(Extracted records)

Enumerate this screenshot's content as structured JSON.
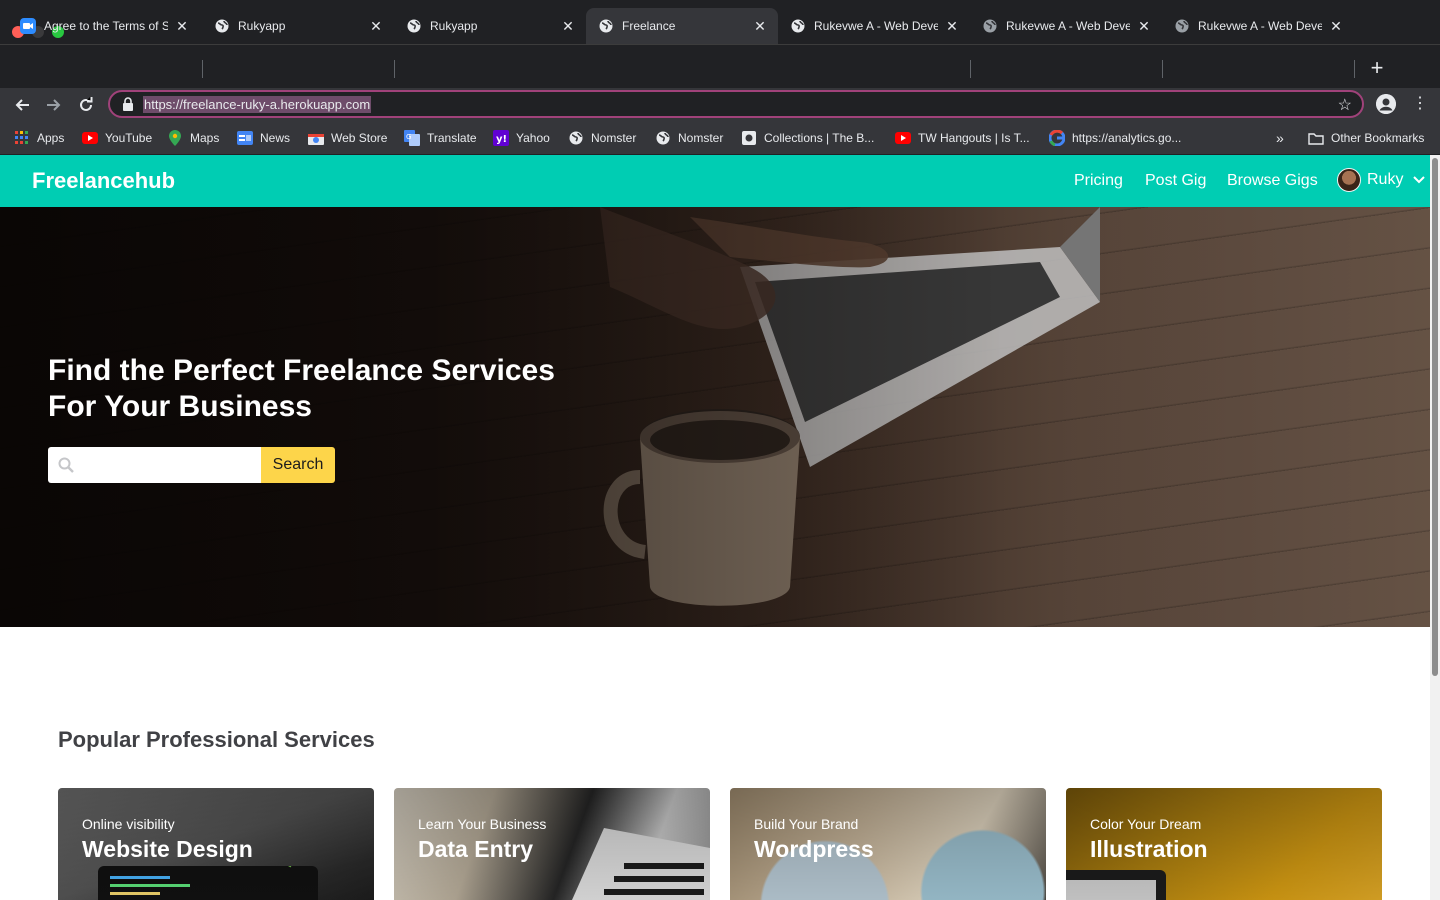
{
  "browser": {
    "tabs": [
      {
        "title": "Agree to the Terms of Se",
        "icon": "zoom-icon",
        "active": false
      },
      {
        "title": "Rukyapp",
        "icon": "globe-icon",
        "active": false
      },
      {
        "title": "Rukyapp",
        "icon": "globe-icon",
        "active": false
      },
      {
        "title": "Freelance",
        "icon": "globe-icon",
        "active": true
      },
      {
        "title": "Rukevwe A - Web Develo",
        "icon": "globe-icon",
        "active": false
      },
      {
        "title": "Rukevwe A - Web Develo",
        "icon": "globe-icon",
        "active": false
      },
      {
        "title": "Rukevwe A - Web Develo",
        "icon": "globe-icon",
        "active": false
      }
    ],
    "url": "https://freelance-ruky-a.herokuapp.com",
    "bookmarks": [
      {
        "label": "Apps",
        "icon": "apps-grid-icon"
      },
      {
        "label": "YouTube",
        "icon": "youtube-icon"
      },
      {
        "label": "Maps",
        "icon": "maps-pin-icon"
      },
      {
        "label": "News",
        "icon": "news-icon"
      },
      {
        "label": "Web Store",
        "icon": "webstore-icon"
      },
      {
        "label": "Translate",
        "icon": "translate-icon"
      },
      {
        "label": "Yahoo",
        "icon": "yahoo-icon"
      },
      {
        "label": "Nomster",
        "icon": "globe-icon"
      },
      {
        "label": "Nomster",
        "icon": "globe-icon"
      },
      {
        "label": "Collections | The B...",
        "icon": "collections-icon"
      },
      {
        "label": "TW Hangouts | Is T...",
        "icon": "youtube-icon"
      },
      {
        "label": "https://analytics.go...",
        "icon": "google-icon"
      }
    ],
    "other_bookmarks": "Other Bookmarks",
    "colors": {
      "chrome_dark": "#202124",
      "chrome_toolbar": "#35363a",
      "url_highlight": "#6e4c6a"
    }
  },
  "site": {
    "brand": "Freelancehub",
    "nav": [
      "Pricing",
      "Post Gig",
      "Browse Gigs"
    ],
    "user": "Ruky",
    "hero": {
      "headline": "Find the Perfect Freelance Services For Your Business",
      "search_placeholder": "",
      "search_button": "Search"
    },
    "section_title": "Popular Professional Services",
    "services": [
      {
        "subtitle": "Online visibility",
        "title": "Website Design"
      },
      {
        "subtitle": "Learn Your Business",
        "title": "Data Entry"
      },
      {
        "subtitle": "Build Your Brand",
        "title": "Wordpress"
      },
      {
        "subtitle": "Color Your Dream",
        "title": "Illustration"
      }
    ],
    "colors": {
      "nav_bg": "#00cdb3",
      "search_button": "#fdd54a",
      "heading": "#404145"
    }
  }
}
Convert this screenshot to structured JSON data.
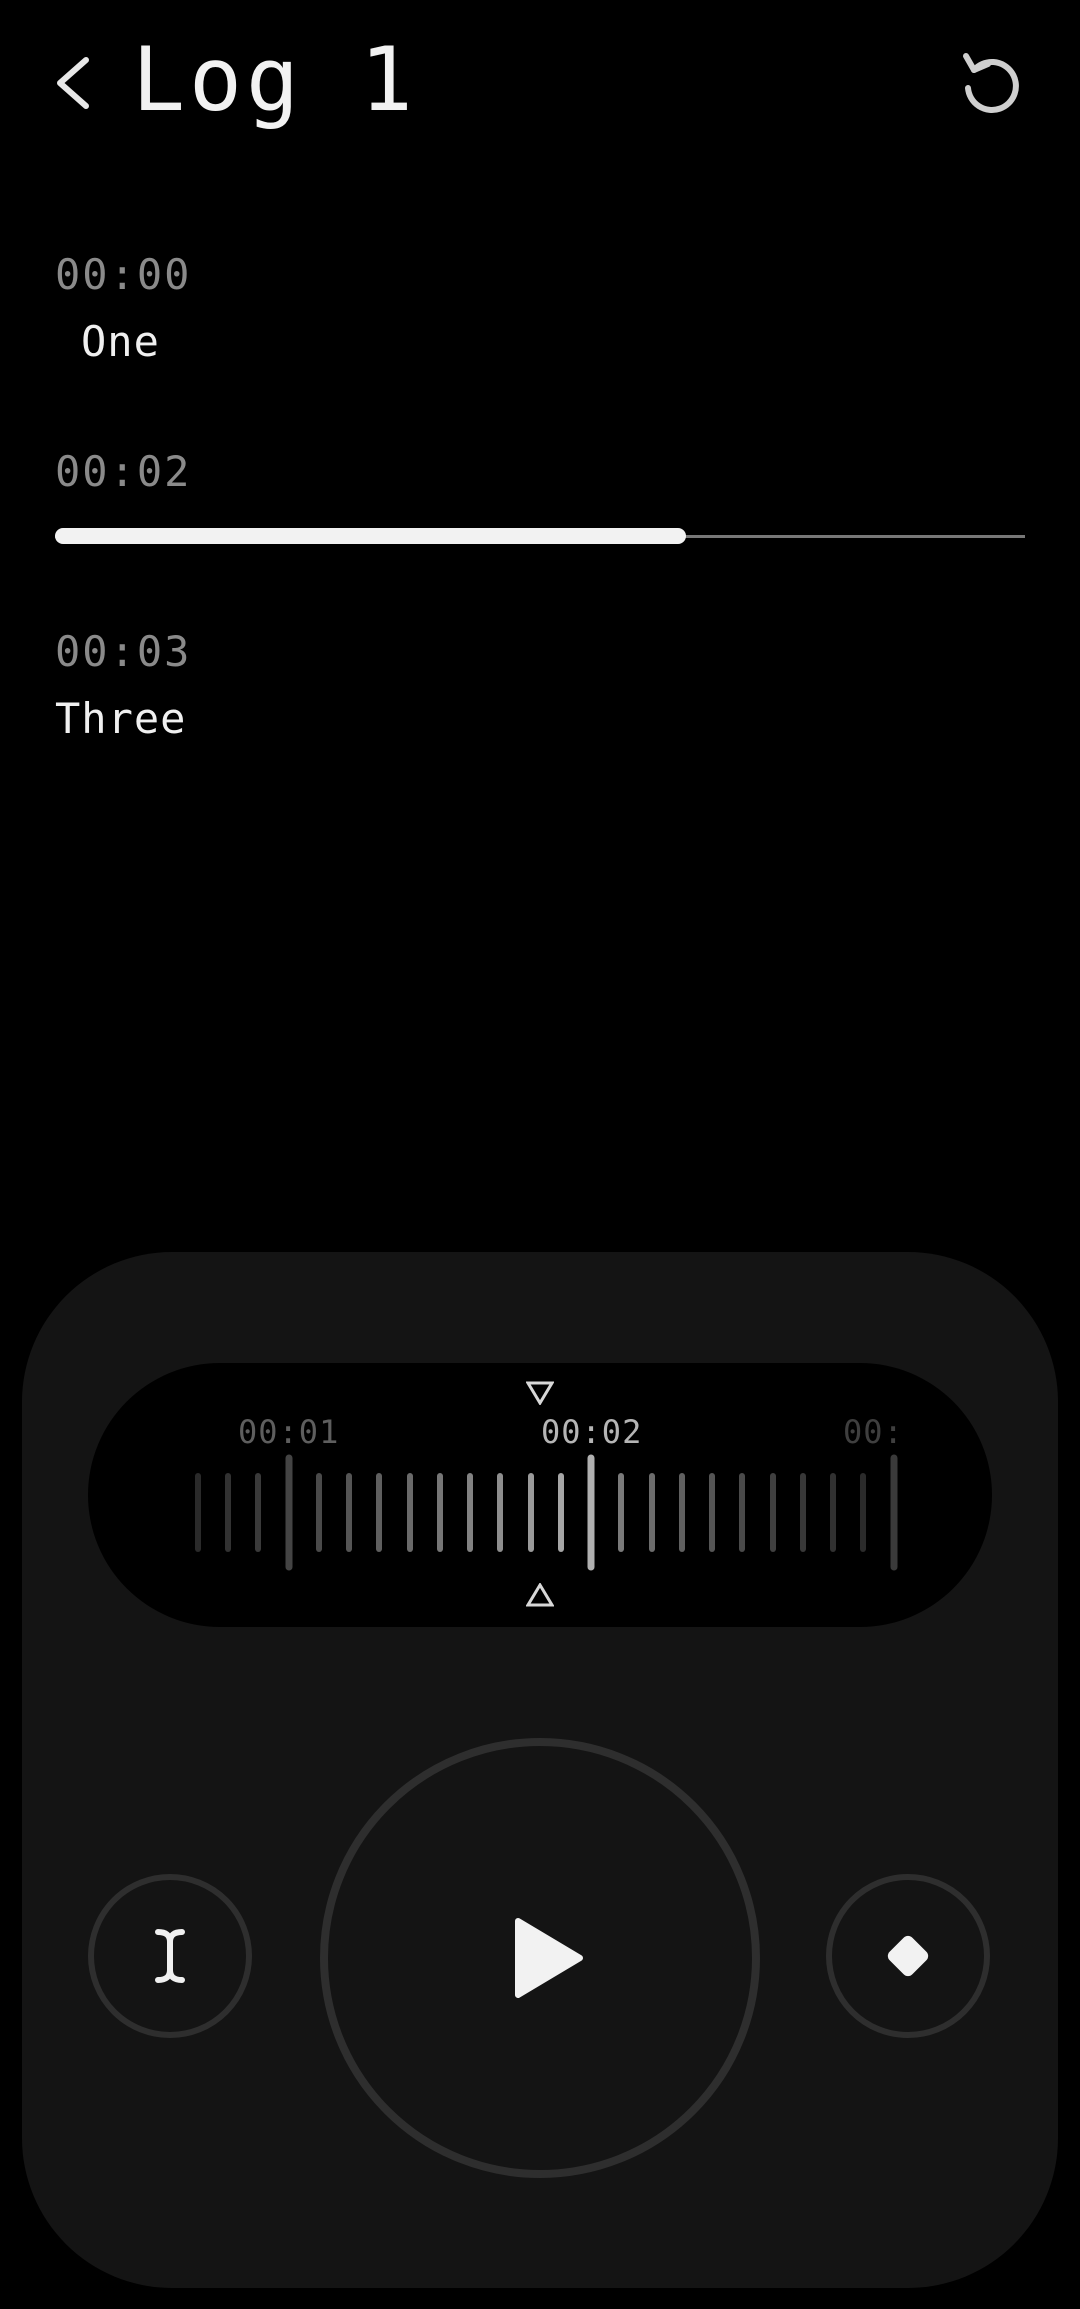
{
  "header": {
    "title": "Log 1",
    "back_icon": "chevron-left-icon",
    "reset_icon": "restart-icon"
  },
  "entries": [
    {
      "timestamp": "00:00",
      "label": "One"
    },
    {
      "timestamp": "00:02",
      "label": "",
      "progress": 0.65
    },
    {
      "timestamp": "00:03",
      "label": "Three"
    }
  ],
  "scrubber": {
    "ticks_labels": [
      "00:01",
      "00:02",
      "00:"
    ],
    "current": "00:02"
  },
  "controls": {
    "text_cursor_icon": "text-cursor-icon",
    "play_icon": "play-icon",
    "marker_icon": "diamond-icon"
  },
  "colors": {
    "background": "#000000",
    "panel": "#141414",
    "accent": "#f2f2f2",
    "muted": "#8a8a8a"
  }
}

## TASK TO CARRY OUT
Copy, exactly and exclusively, the lines beginning with the one that contains "Convert this screenshot" and ending with the last line of the listing; pictures are to be omitted.

## EXERCISE RESPONSE
Convert this screenshot to structured JSON data.
{
  "header": {
    "title": "Log 1",
    "back_icon": "chevron-left-icon",
    "reset_icon": "restart-icon"
  },
  "entries": [
    {
      "timestamp": "00:00",
      "label": "One"
    },
    {
      "timestamp": "00:02",
      "label": "",
      "progress": 0.65
    },
    {
      "timestamp": "00:03",
      "label": "Three"
    }
  ],
  "scrubber": {
    "ticks_labels": [
      "00:01",
      "00:02",
      "00:"
    ],
    "current": "00:02"
  },
  "controls": {
    "text_cursor_icon": "text-cursor-icon",
    "play_icon": "play-icon",
    "marker_icon": "diamond-icon"
  },
  "colors": {
    "background": "#000000",
    "panel": "#141414",
    "accent": "#f2f2f2",
    "muted": "#8a8a8a"
  }
}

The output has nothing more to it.